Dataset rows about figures

============================================================

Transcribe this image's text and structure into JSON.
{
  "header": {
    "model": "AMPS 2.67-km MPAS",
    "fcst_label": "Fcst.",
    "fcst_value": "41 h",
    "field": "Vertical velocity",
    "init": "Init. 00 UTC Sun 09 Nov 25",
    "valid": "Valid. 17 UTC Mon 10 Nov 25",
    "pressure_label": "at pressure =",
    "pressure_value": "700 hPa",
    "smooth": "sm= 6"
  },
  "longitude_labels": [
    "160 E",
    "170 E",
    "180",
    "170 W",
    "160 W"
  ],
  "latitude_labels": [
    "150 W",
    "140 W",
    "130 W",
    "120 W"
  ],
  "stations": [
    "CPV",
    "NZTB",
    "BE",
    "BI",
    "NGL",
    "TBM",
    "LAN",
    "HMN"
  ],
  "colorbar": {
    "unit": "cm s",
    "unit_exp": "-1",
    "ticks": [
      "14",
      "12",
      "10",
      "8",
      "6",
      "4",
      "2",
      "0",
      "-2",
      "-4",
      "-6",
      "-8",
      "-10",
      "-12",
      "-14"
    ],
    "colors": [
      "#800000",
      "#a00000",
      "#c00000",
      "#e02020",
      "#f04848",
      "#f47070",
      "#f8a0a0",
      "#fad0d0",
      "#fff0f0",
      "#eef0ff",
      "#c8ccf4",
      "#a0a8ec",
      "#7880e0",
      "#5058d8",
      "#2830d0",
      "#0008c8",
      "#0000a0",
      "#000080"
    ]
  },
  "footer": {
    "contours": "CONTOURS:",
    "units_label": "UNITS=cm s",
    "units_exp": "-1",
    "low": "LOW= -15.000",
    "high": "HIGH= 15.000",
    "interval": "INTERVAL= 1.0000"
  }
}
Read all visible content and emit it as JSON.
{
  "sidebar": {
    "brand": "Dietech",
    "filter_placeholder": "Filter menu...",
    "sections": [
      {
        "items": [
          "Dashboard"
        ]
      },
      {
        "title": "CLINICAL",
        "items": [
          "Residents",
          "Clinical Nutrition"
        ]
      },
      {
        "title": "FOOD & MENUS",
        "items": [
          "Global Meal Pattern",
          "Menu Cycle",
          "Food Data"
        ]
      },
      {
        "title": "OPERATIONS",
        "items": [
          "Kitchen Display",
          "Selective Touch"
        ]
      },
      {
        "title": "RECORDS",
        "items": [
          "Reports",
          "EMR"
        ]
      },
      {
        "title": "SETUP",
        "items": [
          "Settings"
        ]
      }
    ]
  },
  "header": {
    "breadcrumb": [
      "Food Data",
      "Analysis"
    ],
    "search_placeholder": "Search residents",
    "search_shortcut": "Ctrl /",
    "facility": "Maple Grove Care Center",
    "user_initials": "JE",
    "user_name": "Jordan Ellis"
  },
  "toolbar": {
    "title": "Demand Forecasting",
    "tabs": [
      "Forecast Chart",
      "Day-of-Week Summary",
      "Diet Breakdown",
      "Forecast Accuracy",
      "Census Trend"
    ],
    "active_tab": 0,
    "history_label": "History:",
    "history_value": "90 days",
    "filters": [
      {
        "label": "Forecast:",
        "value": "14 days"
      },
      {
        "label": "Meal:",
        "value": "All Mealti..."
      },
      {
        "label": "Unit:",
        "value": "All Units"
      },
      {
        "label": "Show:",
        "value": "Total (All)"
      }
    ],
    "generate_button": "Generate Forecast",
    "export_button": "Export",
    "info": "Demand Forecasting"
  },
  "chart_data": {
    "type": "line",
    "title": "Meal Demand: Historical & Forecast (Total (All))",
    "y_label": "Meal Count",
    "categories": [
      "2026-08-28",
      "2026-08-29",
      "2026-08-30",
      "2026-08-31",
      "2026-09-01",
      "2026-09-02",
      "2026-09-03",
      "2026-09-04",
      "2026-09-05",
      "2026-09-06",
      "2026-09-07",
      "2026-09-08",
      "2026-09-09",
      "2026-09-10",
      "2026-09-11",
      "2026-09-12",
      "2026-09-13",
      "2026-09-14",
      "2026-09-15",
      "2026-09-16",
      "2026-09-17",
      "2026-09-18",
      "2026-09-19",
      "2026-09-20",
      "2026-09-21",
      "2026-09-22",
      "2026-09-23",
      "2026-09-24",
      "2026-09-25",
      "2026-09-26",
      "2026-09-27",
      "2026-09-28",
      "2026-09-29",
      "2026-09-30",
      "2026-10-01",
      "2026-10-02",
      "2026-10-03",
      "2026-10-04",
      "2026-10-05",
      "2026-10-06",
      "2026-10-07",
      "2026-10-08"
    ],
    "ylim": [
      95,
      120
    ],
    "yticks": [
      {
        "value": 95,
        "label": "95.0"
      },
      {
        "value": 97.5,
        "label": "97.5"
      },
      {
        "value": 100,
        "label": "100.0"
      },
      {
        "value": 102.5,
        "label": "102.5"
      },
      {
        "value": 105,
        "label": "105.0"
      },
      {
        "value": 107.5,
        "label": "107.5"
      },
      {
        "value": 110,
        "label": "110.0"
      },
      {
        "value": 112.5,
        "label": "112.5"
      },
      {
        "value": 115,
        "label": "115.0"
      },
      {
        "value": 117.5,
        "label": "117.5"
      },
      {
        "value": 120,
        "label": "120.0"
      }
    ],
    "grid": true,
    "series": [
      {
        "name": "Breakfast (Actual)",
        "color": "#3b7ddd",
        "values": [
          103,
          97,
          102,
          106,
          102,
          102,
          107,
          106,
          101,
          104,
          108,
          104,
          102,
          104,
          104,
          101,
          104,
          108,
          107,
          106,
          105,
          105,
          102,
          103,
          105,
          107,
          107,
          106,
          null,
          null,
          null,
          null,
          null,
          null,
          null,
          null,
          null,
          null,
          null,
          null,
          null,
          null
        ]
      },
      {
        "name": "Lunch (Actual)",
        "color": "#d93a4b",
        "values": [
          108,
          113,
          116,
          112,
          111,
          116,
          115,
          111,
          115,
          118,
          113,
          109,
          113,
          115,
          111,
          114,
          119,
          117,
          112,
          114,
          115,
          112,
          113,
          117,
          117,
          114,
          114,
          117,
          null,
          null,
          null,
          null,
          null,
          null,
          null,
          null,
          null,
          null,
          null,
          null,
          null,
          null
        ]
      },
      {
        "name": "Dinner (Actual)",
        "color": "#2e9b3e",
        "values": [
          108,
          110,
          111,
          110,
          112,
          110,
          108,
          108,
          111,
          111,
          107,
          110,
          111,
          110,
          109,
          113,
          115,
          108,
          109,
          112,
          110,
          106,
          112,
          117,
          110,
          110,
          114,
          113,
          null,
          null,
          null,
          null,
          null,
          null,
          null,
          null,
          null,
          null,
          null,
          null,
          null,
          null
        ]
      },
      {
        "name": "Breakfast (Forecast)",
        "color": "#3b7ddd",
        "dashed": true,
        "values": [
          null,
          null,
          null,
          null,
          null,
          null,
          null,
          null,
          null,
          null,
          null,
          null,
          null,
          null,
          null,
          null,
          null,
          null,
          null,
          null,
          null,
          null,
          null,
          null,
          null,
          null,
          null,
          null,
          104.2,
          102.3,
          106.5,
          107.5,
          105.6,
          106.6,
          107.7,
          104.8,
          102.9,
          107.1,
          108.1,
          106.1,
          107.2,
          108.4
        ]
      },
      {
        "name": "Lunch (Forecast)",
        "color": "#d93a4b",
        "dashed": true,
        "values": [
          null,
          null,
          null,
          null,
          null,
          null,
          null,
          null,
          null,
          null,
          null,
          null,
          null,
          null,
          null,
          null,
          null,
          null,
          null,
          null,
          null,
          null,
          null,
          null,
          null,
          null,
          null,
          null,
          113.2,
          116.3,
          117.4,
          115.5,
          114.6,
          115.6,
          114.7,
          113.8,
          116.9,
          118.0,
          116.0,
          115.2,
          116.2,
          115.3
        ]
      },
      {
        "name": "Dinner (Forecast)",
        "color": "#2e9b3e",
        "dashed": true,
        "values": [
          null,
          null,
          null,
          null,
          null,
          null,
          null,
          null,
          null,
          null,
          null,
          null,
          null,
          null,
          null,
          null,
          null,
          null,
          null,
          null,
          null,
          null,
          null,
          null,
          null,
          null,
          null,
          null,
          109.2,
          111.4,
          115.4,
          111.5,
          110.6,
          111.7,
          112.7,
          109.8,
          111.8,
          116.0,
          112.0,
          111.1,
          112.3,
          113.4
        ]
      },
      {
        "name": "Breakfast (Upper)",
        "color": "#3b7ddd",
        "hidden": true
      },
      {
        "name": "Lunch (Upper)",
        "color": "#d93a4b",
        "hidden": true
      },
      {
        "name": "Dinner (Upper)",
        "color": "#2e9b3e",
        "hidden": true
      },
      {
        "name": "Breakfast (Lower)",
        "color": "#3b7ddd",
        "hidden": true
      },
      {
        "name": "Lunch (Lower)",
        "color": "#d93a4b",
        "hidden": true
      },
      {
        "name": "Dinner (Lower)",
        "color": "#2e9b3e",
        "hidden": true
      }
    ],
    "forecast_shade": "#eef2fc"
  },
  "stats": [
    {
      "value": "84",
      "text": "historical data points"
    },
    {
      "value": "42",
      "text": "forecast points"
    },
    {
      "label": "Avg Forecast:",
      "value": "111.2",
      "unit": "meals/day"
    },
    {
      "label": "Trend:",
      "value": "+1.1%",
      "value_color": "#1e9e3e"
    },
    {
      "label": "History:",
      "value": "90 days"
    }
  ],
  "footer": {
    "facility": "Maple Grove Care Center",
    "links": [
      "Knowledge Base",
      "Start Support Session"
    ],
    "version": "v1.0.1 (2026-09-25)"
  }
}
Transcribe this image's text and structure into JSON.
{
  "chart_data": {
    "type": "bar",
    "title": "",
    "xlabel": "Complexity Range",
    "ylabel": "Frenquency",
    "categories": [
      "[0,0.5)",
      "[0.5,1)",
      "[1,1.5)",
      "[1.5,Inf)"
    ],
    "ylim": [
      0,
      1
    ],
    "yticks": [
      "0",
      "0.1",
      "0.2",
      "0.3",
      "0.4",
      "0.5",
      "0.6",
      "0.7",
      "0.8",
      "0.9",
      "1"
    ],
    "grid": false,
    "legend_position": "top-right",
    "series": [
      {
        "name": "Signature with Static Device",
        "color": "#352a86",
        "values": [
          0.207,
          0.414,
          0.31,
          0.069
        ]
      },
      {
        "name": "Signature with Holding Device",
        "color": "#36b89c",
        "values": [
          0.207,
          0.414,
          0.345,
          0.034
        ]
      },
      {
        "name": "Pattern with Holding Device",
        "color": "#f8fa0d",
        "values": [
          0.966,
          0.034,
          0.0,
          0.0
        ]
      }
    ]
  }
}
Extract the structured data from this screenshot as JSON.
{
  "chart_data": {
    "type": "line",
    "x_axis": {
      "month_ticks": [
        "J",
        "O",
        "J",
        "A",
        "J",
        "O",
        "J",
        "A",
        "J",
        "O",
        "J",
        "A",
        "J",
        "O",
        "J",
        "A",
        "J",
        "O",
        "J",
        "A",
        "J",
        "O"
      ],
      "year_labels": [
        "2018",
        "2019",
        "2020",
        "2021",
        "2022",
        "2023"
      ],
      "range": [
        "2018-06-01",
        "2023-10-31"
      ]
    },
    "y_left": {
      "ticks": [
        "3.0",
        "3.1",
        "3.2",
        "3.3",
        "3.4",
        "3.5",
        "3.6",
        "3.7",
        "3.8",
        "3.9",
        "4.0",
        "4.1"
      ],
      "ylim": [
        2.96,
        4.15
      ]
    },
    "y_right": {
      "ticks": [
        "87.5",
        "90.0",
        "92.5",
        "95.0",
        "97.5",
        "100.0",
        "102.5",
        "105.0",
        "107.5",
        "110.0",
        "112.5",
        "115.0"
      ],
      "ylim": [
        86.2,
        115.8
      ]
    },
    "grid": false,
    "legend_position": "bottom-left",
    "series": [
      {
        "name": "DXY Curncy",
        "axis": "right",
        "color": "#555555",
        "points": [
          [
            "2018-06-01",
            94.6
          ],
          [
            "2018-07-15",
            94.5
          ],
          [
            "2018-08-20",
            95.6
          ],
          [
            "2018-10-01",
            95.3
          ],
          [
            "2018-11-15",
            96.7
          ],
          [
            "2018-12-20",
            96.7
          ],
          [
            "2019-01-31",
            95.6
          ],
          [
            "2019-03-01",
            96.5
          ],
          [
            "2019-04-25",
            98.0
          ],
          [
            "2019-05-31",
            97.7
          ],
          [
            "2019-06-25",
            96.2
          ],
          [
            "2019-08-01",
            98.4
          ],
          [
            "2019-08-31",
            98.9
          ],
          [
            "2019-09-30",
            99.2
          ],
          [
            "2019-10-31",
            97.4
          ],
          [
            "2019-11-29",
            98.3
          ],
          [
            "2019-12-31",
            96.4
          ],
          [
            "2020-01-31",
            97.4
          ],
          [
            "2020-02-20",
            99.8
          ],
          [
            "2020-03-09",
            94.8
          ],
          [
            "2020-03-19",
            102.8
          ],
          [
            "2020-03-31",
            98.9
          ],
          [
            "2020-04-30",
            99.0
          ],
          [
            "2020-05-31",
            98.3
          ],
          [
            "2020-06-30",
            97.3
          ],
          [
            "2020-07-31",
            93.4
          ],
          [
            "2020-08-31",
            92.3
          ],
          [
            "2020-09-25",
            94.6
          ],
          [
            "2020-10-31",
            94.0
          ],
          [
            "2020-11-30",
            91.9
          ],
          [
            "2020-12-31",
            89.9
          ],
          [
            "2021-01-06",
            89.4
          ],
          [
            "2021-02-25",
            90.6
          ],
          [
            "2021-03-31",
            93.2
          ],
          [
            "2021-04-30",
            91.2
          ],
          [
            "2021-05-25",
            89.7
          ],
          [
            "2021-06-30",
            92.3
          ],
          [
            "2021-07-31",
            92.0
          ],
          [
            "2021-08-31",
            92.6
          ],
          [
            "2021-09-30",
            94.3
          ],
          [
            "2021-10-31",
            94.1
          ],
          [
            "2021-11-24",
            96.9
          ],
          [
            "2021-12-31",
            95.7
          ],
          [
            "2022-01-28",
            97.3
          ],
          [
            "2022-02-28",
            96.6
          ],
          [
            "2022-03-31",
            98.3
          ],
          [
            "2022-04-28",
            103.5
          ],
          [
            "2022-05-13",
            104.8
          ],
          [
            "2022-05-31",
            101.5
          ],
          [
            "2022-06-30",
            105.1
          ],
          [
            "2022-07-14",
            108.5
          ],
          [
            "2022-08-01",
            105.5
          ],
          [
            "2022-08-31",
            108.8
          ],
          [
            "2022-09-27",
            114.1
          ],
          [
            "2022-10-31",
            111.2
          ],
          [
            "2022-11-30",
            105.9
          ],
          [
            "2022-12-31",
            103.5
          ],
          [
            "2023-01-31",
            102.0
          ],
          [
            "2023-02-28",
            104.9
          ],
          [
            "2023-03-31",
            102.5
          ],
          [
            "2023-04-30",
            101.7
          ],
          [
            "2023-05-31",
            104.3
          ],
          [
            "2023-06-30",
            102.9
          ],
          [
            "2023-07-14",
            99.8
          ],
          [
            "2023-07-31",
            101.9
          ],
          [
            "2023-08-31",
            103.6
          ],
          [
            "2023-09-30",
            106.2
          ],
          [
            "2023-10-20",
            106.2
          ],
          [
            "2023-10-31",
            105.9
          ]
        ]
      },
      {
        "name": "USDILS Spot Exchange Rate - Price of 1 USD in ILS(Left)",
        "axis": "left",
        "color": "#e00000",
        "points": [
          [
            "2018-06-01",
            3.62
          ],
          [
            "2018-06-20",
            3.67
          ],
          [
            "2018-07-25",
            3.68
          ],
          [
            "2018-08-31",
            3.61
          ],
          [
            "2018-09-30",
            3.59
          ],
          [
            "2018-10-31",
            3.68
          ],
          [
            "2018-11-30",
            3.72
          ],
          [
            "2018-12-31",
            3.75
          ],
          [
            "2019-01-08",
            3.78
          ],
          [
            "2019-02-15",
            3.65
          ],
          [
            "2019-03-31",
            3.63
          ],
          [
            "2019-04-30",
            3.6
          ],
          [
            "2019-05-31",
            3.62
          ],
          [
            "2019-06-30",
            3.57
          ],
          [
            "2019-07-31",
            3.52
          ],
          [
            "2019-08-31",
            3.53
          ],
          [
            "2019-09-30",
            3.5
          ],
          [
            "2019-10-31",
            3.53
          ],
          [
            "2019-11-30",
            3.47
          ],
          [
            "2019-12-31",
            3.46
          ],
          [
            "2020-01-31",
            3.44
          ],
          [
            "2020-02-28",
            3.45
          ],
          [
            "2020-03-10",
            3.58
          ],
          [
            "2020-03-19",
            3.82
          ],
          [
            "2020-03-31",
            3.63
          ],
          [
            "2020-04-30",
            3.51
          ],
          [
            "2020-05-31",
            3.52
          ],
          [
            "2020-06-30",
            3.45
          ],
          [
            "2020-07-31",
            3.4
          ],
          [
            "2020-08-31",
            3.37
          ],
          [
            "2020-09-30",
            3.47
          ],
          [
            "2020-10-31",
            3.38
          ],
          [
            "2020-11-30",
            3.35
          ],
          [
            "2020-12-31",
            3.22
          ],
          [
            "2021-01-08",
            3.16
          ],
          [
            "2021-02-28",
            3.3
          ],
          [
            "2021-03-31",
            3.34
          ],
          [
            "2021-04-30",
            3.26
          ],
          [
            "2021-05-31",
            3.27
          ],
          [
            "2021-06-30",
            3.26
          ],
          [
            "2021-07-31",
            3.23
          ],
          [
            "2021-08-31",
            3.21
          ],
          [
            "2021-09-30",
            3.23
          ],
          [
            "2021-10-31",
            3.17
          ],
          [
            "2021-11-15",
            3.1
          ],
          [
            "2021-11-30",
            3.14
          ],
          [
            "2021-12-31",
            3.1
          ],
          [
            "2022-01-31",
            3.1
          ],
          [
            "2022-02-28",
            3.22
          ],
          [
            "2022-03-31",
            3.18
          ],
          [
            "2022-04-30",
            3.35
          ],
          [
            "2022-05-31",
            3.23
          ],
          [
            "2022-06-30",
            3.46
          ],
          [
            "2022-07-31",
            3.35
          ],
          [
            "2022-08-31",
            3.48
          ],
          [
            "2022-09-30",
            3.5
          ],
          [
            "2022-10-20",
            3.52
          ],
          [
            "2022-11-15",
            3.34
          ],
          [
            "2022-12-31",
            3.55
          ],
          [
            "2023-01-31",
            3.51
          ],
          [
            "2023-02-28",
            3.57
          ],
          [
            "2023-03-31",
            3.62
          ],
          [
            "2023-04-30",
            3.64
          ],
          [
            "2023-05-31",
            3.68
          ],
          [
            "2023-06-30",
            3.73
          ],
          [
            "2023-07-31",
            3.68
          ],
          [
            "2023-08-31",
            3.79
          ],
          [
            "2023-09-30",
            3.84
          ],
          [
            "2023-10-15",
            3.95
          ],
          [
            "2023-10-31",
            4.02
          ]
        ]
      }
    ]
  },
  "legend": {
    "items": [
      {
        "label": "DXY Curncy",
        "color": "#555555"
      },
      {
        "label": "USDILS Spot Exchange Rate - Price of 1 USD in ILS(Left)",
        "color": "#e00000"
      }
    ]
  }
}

============================================================

• _THE TASK_
Choose all lines containing the string "Device" and copy them out.

• _FULL SOLUTION_
        "name": "Signature with Static Device",
        "name": "Signature with Holding Device",
        "name": "Pattern with Holding Device",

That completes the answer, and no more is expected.